> DATA SHOWN
◇ ◇ ◇

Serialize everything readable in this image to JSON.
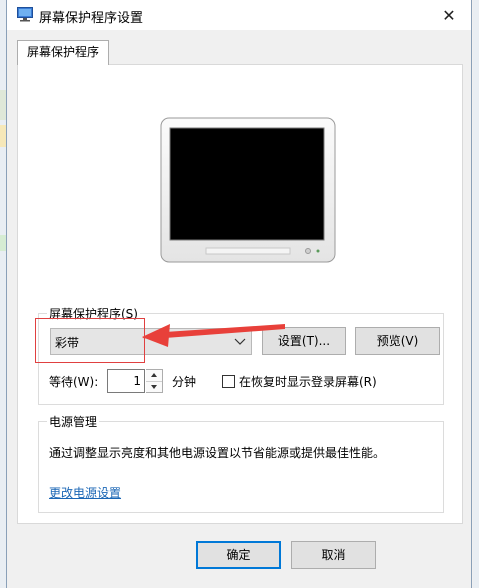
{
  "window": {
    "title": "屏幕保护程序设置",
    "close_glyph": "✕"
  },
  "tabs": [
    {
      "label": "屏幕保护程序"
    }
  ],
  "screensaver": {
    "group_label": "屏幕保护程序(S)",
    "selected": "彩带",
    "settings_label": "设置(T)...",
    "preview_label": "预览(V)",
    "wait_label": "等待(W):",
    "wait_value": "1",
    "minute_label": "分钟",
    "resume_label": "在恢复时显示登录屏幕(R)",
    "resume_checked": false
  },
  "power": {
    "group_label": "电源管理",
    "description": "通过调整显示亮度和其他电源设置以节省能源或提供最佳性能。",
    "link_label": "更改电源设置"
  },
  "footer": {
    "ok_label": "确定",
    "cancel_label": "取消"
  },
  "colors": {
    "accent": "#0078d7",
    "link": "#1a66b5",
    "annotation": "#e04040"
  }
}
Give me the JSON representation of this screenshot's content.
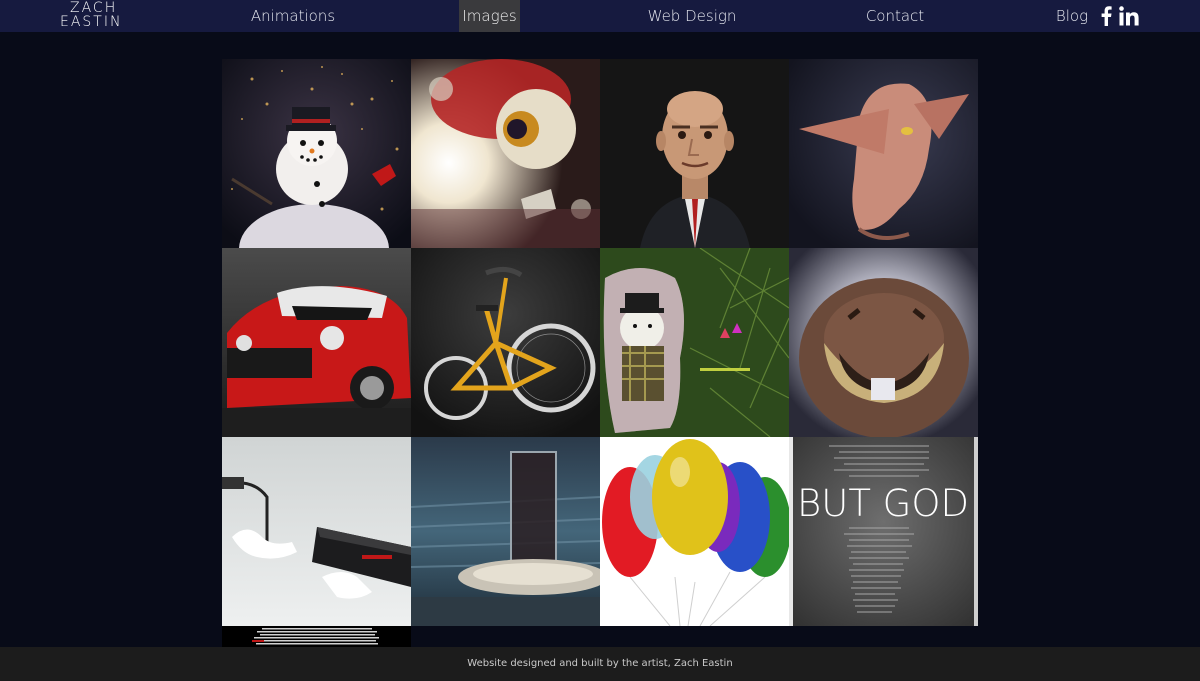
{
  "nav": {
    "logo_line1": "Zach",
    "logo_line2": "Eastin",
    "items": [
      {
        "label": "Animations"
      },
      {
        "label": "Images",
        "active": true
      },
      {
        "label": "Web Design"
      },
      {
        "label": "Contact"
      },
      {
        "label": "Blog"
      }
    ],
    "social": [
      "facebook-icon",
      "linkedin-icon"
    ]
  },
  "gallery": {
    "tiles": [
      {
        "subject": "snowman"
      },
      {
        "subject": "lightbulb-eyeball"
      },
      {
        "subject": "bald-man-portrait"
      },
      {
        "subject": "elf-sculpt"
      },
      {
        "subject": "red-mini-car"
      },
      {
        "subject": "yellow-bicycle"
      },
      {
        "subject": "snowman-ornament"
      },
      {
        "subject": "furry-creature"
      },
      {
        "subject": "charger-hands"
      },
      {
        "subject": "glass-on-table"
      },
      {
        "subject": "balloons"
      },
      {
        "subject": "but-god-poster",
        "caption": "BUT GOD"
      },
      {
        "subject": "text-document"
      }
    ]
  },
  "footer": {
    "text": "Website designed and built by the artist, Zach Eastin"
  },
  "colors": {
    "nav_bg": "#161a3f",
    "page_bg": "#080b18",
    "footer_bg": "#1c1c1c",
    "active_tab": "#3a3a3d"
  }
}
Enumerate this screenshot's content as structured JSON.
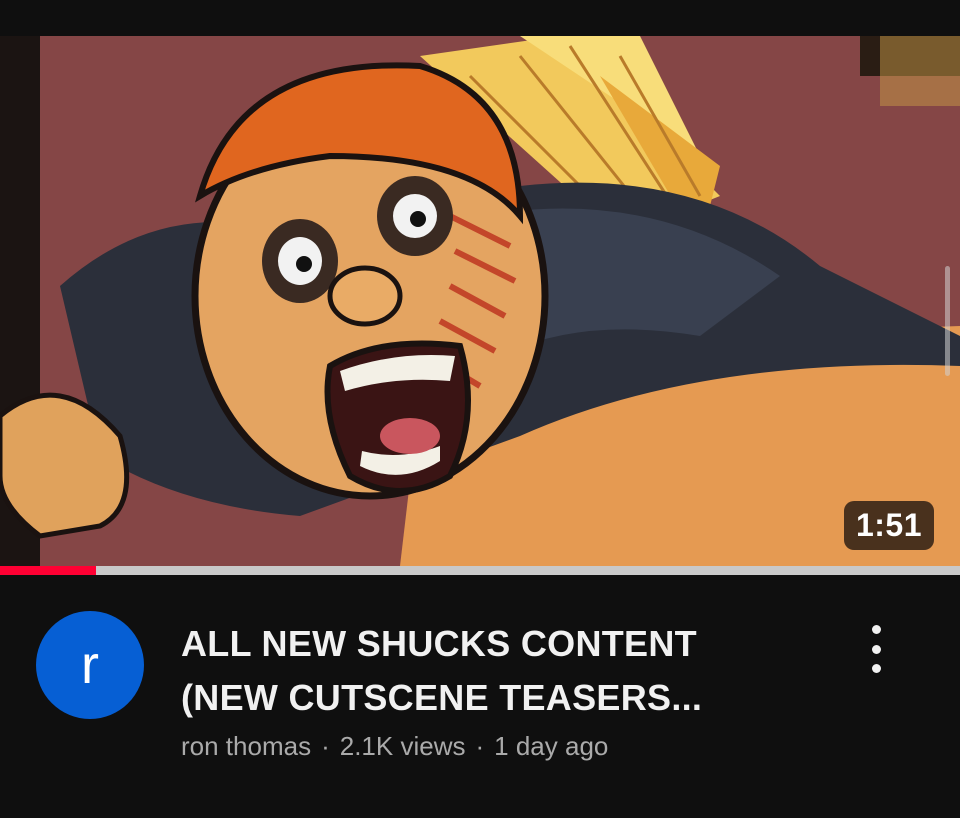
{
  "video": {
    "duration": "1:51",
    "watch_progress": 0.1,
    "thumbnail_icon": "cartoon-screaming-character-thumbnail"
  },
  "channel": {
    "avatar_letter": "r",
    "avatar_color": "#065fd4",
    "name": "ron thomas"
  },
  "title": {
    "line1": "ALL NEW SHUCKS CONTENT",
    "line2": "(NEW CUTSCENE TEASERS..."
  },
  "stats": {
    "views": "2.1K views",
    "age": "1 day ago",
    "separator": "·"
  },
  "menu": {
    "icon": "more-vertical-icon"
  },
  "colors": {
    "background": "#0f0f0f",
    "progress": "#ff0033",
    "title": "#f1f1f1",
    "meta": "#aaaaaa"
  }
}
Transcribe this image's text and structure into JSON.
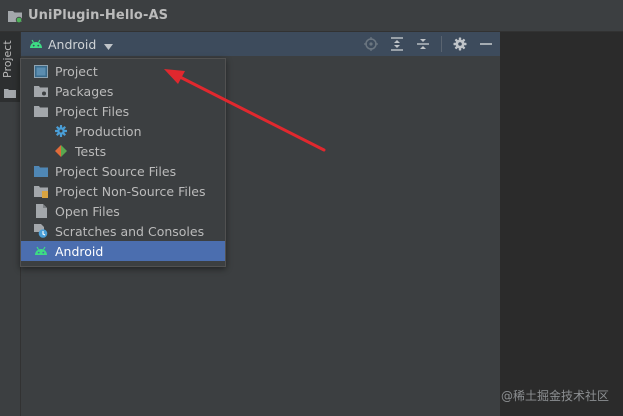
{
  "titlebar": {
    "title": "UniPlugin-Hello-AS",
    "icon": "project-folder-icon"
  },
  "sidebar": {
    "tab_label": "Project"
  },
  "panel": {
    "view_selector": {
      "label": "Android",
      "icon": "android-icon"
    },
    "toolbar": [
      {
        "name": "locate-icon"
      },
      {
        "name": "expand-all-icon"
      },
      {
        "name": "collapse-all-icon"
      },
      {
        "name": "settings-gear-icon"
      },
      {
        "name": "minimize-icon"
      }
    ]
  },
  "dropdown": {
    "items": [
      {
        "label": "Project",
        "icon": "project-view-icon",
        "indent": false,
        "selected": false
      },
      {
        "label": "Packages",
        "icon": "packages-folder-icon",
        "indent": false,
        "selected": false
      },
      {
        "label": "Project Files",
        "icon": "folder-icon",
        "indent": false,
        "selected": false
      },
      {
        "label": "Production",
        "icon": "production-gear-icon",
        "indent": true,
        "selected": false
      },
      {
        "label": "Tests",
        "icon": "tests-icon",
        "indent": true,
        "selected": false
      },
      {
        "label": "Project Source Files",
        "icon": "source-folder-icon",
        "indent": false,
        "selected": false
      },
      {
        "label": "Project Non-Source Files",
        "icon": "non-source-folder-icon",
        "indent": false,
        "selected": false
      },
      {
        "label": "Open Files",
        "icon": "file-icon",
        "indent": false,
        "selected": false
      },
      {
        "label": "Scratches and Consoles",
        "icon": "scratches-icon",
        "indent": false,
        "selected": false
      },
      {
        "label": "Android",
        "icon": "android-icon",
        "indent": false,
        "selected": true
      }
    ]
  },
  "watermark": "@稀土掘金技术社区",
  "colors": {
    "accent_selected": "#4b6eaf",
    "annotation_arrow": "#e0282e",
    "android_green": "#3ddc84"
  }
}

◇ ◇ ◇

> DIRECTIONS
Copy the records above exactly. The pictures are not part of the copy.

> SOLUTION FOR THIS TASK
Serialize everything readable in this image to JSON.
{
  "window": {
    "title": "屏幕保护程序设置",
    "close_glyph": "✕"
  },
  "tabs": [
    {
      "label": "屏幕保护程序"
    }
  ],
  "screensaver": {
    "group_label": "屏幕保护程序(S)",
    "selected": "彩带",
    "settings_label": "设置(T)...",
    "preview_label": "预览(V)",
    "wait_label": "等待(W):",
    "wait_value": "1",
    "minute_label": "分钟",
    "resume_label": "在恢复时显示登录屏幕(R)",
    "resume_checked": false
  },
  "power": {
    "group_label": "电源管理",
    "description": "通过调整显示亮度和其他电源设置以节省能源或提供最佳性能。",
    "link_label": "更改电源设置"
  },
  "footer": {
    "ok_label": "确定",
    "cancel_label": "取消"
  },
  "colors": {
    "accent": "#0078d7",
    "link": "#1a66b5",
    "annotation": "#e04040"
  }
}
Give me the JSON representation of this screenshot's content.
{
  "nav": {
    "logo_line1": "Zach",
    "logo_line2": "Eastin",
    "items": [
      {
        "label": "Animations"
      },
      {
        "label": "Images",
        "active": true
      },
      {
        "label": "Web Design"
      },
      {
        "label": "Contact"
      },
      {
        "label": "Blog"
      }
    ],
    "social": [
      "facebook-icon",
      "linkedin-icon"
    ]
  },
  "gallery": {
    "tiles": [
      {
        "subject": "snowman"
      },
      {
        "subject": "lightbulb-eyeball"
      },
      {
        "subject": "bald-man-portrait"
      },
      {
        "subject": "elf-sculpt"
      },
      {
        "subject": "red-mini-car"
      },
      {
        "subject": "yellow-bicycle"
      },
      {
        "subject": "snowman-ornament"
      },
      {
        "subject": "furry-creature"
      },
      {
        "subject": "charger-hands"
      },
      {
        "subject": "glass-on-table"
      },
      {
        "subject": "balloons"
      },
      {
        "subject": "but-god-poster",
        "caption": "BUT GOD"
      },
      {
        "subject": "text-document"
      }
    ]
  },
  "footer": {
    "text": "Website designed and built by the artist, Zach Eastin"
  },
  "colors": {
    "nav_bg": "#161a3f",
    "page_bg": "#080b18",
    "footer_bg": "#1c1c1c",
    "active_tab": "#3a3a3d"
  }
}
Enumerate this screenshot's content as structured JSON.
{
  "video": {
    "duration": "1:51",
    "watch_progress": 0.1,
    "thumbnail_icon": "cartoon-screaming-character-thumbnail"
  },
  "channel": {
    "avatar_letter": "r",
    "avatar_color": "#065fd4",
    "name": "ron thomas"
  },
  "title": {
    "line1": "ALL NEW SHUCKS CONTENT",
    "line2": "(NEW CUTSCENE TEASERS..."
  },
  "stats": {
    "views": "2.1K views",
    "age": "1 day ago",
    "separator": "·"
  },
  "menu": {
    "icon": "more-vertical-icon"
  },
  "colors": {
    "background": "#0f0f0f",
    "progress": "#ff0033",
    "title": "#f1f1f1",
    "meta": "#aaaaaa"
  }
}
Transcribe this image's text and structure into JSON.
{
  "titlebar": {
    "title": "UniPlugin-Hello-AS",
    "icon": "project-folder-icon"
  },
  "sidebar": {
    "tab_label": "Project"
  },
  "panel": {
    "view_selector": {
      "label": "Android",
      "icon": "android-icon"
    },
    "toolbar": [
      {
        "name": "locate-icon"
      },
      {
        "name": "expand-all-icon"
      },
      {
        "name": "collapse-all-icon"
      },
      {
        "name": "settings-gear-icon"
      },
      {
        "name": "minimize-icon"
      }
    ]
  },
  "dropdown": {
    "items": [
      {
        "label": "Project",
        "icon": "project-view-icon",
        "indent": false,
        "selected": false
      },
      {
        "label": "Packages",
        "icon": "packages-folder-icon",
        "indent": false,
        "selected": false
      },
      {
        "label": "Project Files",
        "icon": "folder-icon",
        "indent": false,
        "selected": false
      },
      {
        "label": "Production",
        "icon": "production-gear-icon",
        "indent": true,
        "selected": false
      },
      {
        "label": "Tests",
        "icon": "tests-icon",
        "indent": true,
        "selected": false
      },
      {
        "label": "Project Source Files",
        "icon": "source-folder-icon",
        "indent": false,
        "selected": false
      },
      {
        "label": "Project Non-Source Files",
        "icon": "non-source-folder-icon",
        "indent": false,
        "selected": false
      },
      {
        "label": "Open Files",
        "icon": "file-icon",
        "indent": false,
        "selected": false
      },
      {
        "label": "Scratches and Consoles",
        "icon": "scratches-icon",
        "indent": false,
        "selected": false
      },
      {
        "label": "Android",
        "icon": "android-icon",
        "indent": false,
        "selected": true
      }
    ]
  },
  "watermark": "@稀土掘金技术社区",
  "colors": {
    "accent_selected": "#4b6eaf",
    "annotation_arrow": "#e0282e",
    "android_green": "#3ddc84"
  }
}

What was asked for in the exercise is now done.